== Written instruction ==
Quote every line as given.

== Material provided ==
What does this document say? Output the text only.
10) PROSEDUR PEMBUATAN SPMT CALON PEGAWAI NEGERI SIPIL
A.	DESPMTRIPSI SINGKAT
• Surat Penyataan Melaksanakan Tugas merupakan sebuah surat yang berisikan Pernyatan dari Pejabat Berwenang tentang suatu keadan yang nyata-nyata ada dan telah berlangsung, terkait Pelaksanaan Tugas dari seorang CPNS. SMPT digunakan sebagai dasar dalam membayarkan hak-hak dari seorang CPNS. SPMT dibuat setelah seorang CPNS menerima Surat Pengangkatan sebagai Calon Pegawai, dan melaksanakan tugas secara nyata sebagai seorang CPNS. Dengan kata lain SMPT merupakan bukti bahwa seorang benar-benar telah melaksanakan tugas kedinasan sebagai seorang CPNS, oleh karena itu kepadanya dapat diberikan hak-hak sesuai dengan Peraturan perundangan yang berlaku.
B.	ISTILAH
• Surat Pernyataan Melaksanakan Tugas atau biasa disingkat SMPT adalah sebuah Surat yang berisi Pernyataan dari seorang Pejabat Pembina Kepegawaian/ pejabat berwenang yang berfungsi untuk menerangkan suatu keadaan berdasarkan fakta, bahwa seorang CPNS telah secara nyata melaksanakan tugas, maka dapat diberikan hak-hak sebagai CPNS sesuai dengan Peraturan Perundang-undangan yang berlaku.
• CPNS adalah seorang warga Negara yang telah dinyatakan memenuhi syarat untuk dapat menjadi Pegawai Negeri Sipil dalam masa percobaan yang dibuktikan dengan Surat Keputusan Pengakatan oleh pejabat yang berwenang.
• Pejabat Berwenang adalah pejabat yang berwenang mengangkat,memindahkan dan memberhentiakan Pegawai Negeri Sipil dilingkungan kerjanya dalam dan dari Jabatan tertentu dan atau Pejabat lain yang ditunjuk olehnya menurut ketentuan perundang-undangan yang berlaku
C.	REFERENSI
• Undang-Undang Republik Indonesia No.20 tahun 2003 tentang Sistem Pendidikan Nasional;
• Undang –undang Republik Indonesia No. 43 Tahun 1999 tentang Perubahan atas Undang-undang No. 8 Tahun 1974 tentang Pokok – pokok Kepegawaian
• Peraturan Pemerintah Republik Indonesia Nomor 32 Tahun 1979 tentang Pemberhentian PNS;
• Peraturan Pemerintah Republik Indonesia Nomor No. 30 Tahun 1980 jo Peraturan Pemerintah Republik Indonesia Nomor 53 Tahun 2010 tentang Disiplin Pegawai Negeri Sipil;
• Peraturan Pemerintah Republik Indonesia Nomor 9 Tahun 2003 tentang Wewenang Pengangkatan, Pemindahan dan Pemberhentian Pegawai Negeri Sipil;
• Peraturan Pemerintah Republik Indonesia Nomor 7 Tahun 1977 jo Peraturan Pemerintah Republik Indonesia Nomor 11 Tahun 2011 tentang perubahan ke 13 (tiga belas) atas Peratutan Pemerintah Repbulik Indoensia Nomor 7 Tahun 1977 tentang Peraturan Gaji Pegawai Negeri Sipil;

== Finished task ==
What does this document say? Output the text only.
10) PROSEDUR PEMBUATAN SPMT CALON PEGAWAI NEGERI SIPIL
A.	DESPMTRIPSI SINGKAT
• Surat Penyataan Melaksanakan Tugas merupakan sebuah surat yang berisikan Pernyatan dari Pejabat Berwenang tentang suatu keadan yang nyata-nyata ada dan telah berlangsung, terkait Pelaksanaan Tugas dari seorang CPNS. SMPT digunakan sebagai dasar dalam membayarkan hak-hak dari seorang CPNS. SPMT dibuat setelah seorang CPNS menerima Surat Pengangkatan sebagai Calon Pegawai, dan melaksanakan tugas secara nyata sebagai seorang CPNS. Dengan kata lain SMPT merupakan bukti bahwa seorang benar-benar telah melaksanakan tugas kedinasan sebagai seorang CPNS, oleh karena itu kepadanya dapat diberikan hak-hak sesuai dengan Peraturan perundangan yang berlaku.
B.	ISTILAH
• Surat Pernyataan Melaksanakan Tugas atau biasa disingkat SMPT adalah sebuah Surat yang berisi Pernyataan dari seorang Pejabat Pembina Kepegawaian/ pejabat berwenang yang berfungsi untuk menerangkan suatu keadaan berdasarkan fakta, bahwa seorang CPNS telah secara nyata melaksanakan tugas, maka dapat diberikan hak-hak sebagai CPNS sesuai dengan Peraturan Perundang-undangan yang berlaku.
• CPNS adalah seorang warga Negara yang telah dinyatakan memenuhi syarat untuk dapat menjadi Pegawai Negeri Sipil dalam masa percobaan yang dibuktikan dengan Surat Keputusan Pengakatan oleh pejabat yang berwenang.
• Pejabat Berwenang adalah pejabat yang berwenang mengangkat,memindahkan dan memberhentiakan Pegawai Negeri Sipil dilingkungan kerjanya dalam dan dari Jabatan tertentu dan atau Pejabat lain yang ditunjuk olehnya menurut ketentuan perundang-undangan yang berlaku
C.	REFERENSI
• Undang-Undang Republik Indonesia No.20 tahun 2003 tentang Sistem Pendidikan Nasional;
• Undang –undang Republik Indonesia No. 43 Tahun 1999 tentang Perubahan atas Undang-undang No. 8 Tahun 1974 tentang Pokok – pokok Kepegawaian
• Peraturan Pemerintah Republik Indonesia Nomor 32 Tahun 1979 tentang Pemberhentian PNS;
• Peraturan Pemerintah Republik Indonesia Nomor No. 30 Tahun 1980 jo Peraturan Pemerintah Republik Indonesia Nomor 53 Tahun 2010 tentang Disiplin Pegawai Negeri Sipil;
• Peraturan Pemerintah Republik Indonesia Nomor 9 Tahun 2003 tentang Wewenang Pengangkatan, Pemindahan dan Pemberhentian Pegawai Negeri Sipil;
• Peraturan Pemerintah Republik Indonesia Nomor 7 Tahun 1977 jo Peraturan Pemerintah Republik Indonesia Nomor 11 Tahun 2011 tentang perubahan ke 13 (tiga belas) atas Peratutan Pemerintah Repbulik Indoensia Nomor 7 Tahun 1977 tentang Peraturan Gaji Pegawai Negeri Sipil;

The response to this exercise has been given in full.